* begin Record list *
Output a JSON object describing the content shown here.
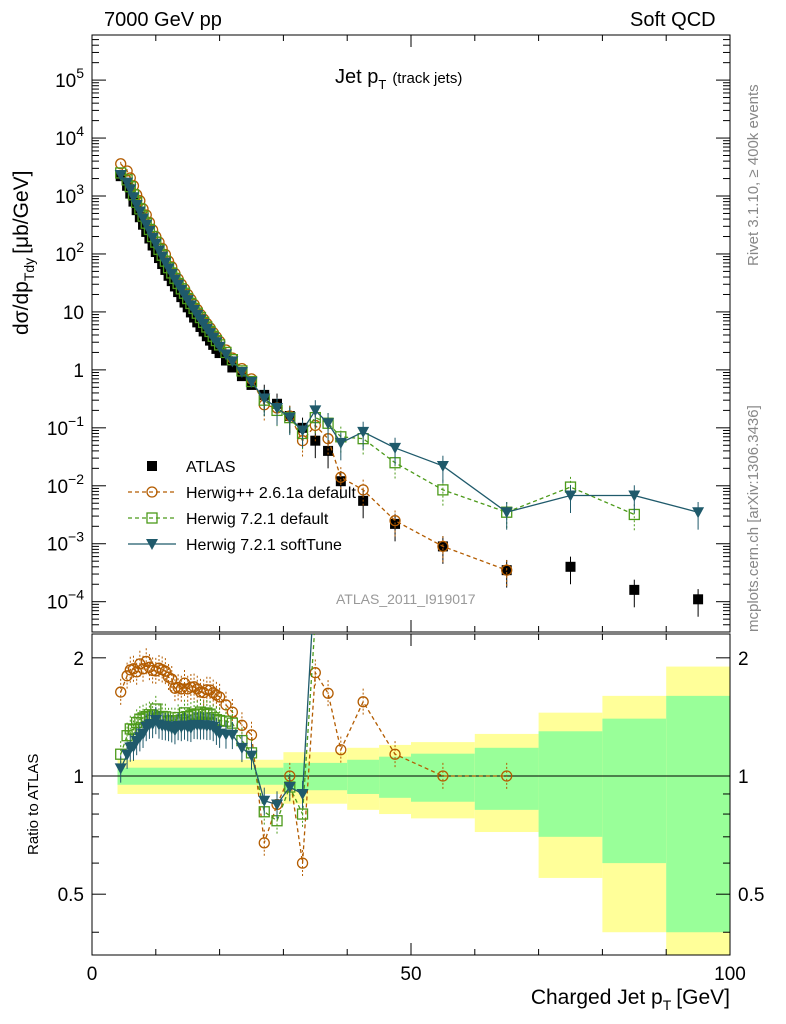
{
  "header": {
    "energy": "7000 GeV pp",
    "process": "Soft QCD",
    "rivet": "Rivet 3.1.10, ≥ 400k events",
    "source": "mcplots.cern.ch [arXiv:1306.3436]"
  },
  "chart_data": {
    "type": "line",
    "title": "Jet p",
    "title_sub": "T",
    "title_note": "(track jets)",
    "analysis": "ATLAS_2011_I919017",
    "xlabel": "Charged Jet p",
    "xlabel_sub": "T",
    "xlabel_unit": "[GeV]",
    "ylabel": "dσ/dp",
    "ylabel_sub": "Tdy",
    "ylabel_unit": "[μb/GeV]",
    "ratio_ylabel": "Ratio to ATLAS",
    "xlim": [
      0,
      100
    ],
    "ylim": [
      3e-05,
      600000
    ],
    "ratio_ylim": [
      0.35,
      2.3
    ],
    "x_ticks": [
      "0",
      "50",
      "100"
    ],
    "y_ticks": [
      "10^-4",
      "10^-3",
      "10^-2",
      "10^-1",
      "1",
      "10",
      "10^2",
      "10^3",
      "10^4",
      "10^5"
    ],
    "ratio_ticks": [
      "0.5",
      "1",
      "2"
    ],
    "legend": [
      "ATLAS",
      "Herwig++ 2.6.1a default",
      "Herwig 7.2.1 default",
      "Herwig 7.2.1 softTune"
    ],
    "colors": {
      "atlas": "#000000",
      "hpp": "#b35c00",
      "h7": "#4c9a1a",
      "soft": "#1f5a6b",
      "band_yellow": "#ffff99",
      "band_green": "#99ff99"
    },
    "series": [
      {
        "name": "ATLAS",
        "x": [
          4.5,
          5.5,
          6,
          6.5,
          7,
          7.5,
          8,
          8.5,
          9,
          9.5,
          10,
          10.5,
          11,
          11.5,
          12,
          12.5,
          13,
          13.5,
          14,
          14.5,
          15,
          15.5,
          16,
          16.5,
          17,
          17.5,
          18,
          18.5,
          19,
          19.5,
          20,
          21,
          22,
          23.5,
          25,
          27,
          29,
          31,
          33,
          35,
          37,
          39,
          42.5,
          47.5,
          55,
          65,
          75,
          85,
          95
        ],
        "y": [
          2200,
          1500,
          1100,
          800,
          570,
          430,
          320,
          240,
          185,
          140,
          108,
          85,
          67,
          53,
          42,
          34,
          27.5,
          22,
          18,
          14.5,
          12,
          9.8,
          8,
          6.6,
          5.5,
          4.6,
          3.8,
          3.2,
          2.7,
          2.3,
          1.95,
          1.45,
          1.1,
          0.78,
          0.55,
          0.37,
          0.26,
          0.16,
          0.1,
          0.06,
          0.04,
          0.012,
          0.0055,
          0.0022,
          0.0009,
          0.00035,
          0.0004,
          0.00016,
          0.00011
        ]
      },
      {
        "name": "Herwig++ 2.6.1a default",
        "x": [
          4.5,
          5.5,
          6,
          6.5,
          7,
          7.5,
          8,
          8.5,
          9,
          9.5,
          10,
          10.5,
          11,
          11.5,
          12,
          12.5,
          13,
          13.5,
          14,
          14.5,
          15,
          15.5,
          16,
          16.5,
          17,
          17.5,
          18,
          18.5,
          19,
          19.5,
          20,
          21,
          22,
          23.5,
          25,
          27,
          29,
          31,
          33,
          35,
          37,
          39,
          42.5,
          47.5,
          55,
          65
        ],
        "y": [
          3600,
          2700,
          2050,
          1500,
          1050,
          830,
          600,
          470,
          350,
          260,
          200,
          160,
          125,
          98,
          75,
          60,
          46,
          37,
          30,
          25,
          20,
          16.5,
          13.5,
          11,
          9,
          7.5,
          6.3,
          5.3,
          4.4,
          3.7,
          3.1,
          2.2,
          1.6,
          1.05,
          0.7,
          0.25,
          0.22,
          0.16,
          0.06,
          0.11,
          0.065,
          0.014,
          0.0085,
          0.0025,
          0.0009,
          0.00035
        ]
      },
      {
        "name": "Herwig 7.2.1 default",
        "x": [
          4.5,
          5.5,
          6,
          6.5,
          7,
          7.5,
          8,
          8.5,
          9,
          9.5,
          10,
          10.5,
          11,
          11.5,
          12,
          12.5,
          13,
          13.5,
          14,
          14.5,
          15,
          15.5,
          16,
          16.5,
          17,
          17.5,
          18,
          18.5,
          19,
          19.5,
          20,
          21,
          22,
          23.5,
          25,
          27,
          29,
          31,
          33,
          35,
          37,
          39,
          42.5,
          47.5,
          55,
          65,
          75,
          85
        ],
        "y": [
          2500,
          1900,
          1450,
          1050,
          780,
          600,
          450,
          340,
          265,
          200,
          160,
          120,
          95,
          75,
          58,
          47,
          38,
          31,
          25,
          21,
          17,
          14,
          11.5,
          9.5,
          8,
          6.6,
          5.5,
          4.6,
          3.8,
          3.2,
          2.7,
          2.0,
          1.5,
          0.96,
          0.63,
          0.3,
          0.2,
          0.15,
          0.08,
          0.15,
          0.12,
          0.07,
          0.065,
          0.025,
          0.0085,
          0.0035,
          0.0095,
          0.0032
        ]
      },
      {
        "name": "Herwig 7.2.1 softTune",
        "x": [
          4.5,
          5.5,
          6,
          6.5,
          7,
          7.5,
          8,
          8.5,
          9,
          9.5,
          10,
          10.5,
          11,
          11.5,
          12,
          12.5,
          13,
          13.5,
          14,
          14.5,
          15,
          15.5,
          16,
          16.5,
          17,
          17.5,
          18,
          18.5,
          19,
          19.5,
          20,
          21,
          22,
          23.5,
          25,
          27,
          29,
          31,
          33,
          35,
          37,
          39,
          42.5,
          47.5,
          55,
          65,
          75,
          85,
          95
        ],
        "y": [
          2300,
          1700,
          1300,
          950,
          700,
          540,
          410,
          320,
          250,
          190,
          150,
          115,
          90,
          71,
          56,
          45,
          36,
          29.5,
          24,
          19.5,
          16,
          13,
          10.8,
          8.9,
          7.4,
          6.2,
          5.1,
          4.3,
          3.6,
          3.0,
          2.5,
          1.85,
          1.4,
          0.92,
          0.62,
          0.32,
          0.22,
          0.15,
          0.09,
          0.2,
          0.12,
          0.055,
          0.085,
          0.045,
          0.022,
          0.0035,
          0.0068,
          0.0068,
          0.0035
        ]
      }
    ]
  }
}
* end Record list *
List the lines of the entries that include "default".

      "Herwig++ 2.6.1a default",
      "Herwig 7.2.1 default",
        "name": "Herwig++ 2.6.1a default",
        "name": "Herwig 7.2.1 default",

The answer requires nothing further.